**PROVIDED DATA**.
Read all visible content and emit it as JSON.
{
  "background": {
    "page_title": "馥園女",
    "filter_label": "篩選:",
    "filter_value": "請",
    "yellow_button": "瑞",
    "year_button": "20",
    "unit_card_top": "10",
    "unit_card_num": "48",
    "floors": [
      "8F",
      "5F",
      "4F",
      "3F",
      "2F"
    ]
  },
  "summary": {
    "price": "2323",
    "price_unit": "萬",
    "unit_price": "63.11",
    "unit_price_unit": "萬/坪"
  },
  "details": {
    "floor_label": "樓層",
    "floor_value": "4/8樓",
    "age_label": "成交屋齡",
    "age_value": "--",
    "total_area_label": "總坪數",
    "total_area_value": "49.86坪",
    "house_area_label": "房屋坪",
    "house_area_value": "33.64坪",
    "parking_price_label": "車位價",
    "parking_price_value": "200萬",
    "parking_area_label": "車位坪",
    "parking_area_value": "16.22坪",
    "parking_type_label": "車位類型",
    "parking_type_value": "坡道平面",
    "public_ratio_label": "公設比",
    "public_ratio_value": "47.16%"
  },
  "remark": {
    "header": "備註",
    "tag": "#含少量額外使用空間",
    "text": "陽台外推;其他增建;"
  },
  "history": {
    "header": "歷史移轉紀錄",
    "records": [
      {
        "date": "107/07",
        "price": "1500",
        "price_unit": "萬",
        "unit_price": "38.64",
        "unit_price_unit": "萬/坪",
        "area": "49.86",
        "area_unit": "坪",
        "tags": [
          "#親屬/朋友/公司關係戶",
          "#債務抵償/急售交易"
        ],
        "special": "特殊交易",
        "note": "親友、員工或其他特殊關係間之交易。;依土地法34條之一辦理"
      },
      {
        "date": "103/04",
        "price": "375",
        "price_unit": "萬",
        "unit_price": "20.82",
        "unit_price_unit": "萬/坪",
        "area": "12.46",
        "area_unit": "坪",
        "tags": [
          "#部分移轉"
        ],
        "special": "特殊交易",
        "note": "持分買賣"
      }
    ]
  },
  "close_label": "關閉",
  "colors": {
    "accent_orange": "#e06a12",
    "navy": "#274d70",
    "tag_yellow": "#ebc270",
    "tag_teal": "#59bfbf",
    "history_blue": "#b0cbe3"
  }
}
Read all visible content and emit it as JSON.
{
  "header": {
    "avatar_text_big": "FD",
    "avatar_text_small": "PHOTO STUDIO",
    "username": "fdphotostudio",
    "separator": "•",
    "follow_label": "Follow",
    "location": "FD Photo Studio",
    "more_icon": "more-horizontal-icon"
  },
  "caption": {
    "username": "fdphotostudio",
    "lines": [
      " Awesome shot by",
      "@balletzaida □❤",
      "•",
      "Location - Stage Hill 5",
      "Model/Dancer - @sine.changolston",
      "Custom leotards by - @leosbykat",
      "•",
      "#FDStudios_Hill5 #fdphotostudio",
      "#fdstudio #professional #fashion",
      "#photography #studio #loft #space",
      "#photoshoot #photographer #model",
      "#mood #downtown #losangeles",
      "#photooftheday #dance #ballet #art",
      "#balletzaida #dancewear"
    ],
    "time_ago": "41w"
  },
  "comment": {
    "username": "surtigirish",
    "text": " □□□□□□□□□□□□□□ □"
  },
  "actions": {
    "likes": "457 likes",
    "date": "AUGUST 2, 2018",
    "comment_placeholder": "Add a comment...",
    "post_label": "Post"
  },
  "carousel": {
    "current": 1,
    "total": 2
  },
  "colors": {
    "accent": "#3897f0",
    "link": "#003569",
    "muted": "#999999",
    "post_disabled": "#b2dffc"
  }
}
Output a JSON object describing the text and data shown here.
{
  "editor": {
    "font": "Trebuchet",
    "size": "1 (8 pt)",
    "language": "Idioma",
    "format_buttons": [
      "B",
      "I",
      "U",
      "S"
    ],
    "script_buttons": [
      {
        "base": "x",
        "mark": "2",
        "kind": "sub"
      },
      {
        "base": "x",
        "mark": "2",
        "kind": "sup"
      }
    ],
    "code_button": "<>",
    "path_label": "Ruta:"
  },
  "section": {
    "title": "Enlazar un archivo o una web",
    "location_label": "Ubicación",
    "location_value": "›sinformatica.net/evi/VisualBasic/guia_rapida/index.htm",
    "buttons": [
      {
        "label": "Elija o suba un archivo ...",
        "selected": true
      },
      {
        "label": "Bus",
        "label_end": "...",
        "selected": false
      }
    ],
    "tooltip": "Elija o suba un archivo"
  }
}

**TASK BRIEF**. Write out every line of the preceding listing that contains "balletzaida".

**EXERCISE RESULT**.
      "@balletzaida □❤",
      "#balletzaida #dancewear"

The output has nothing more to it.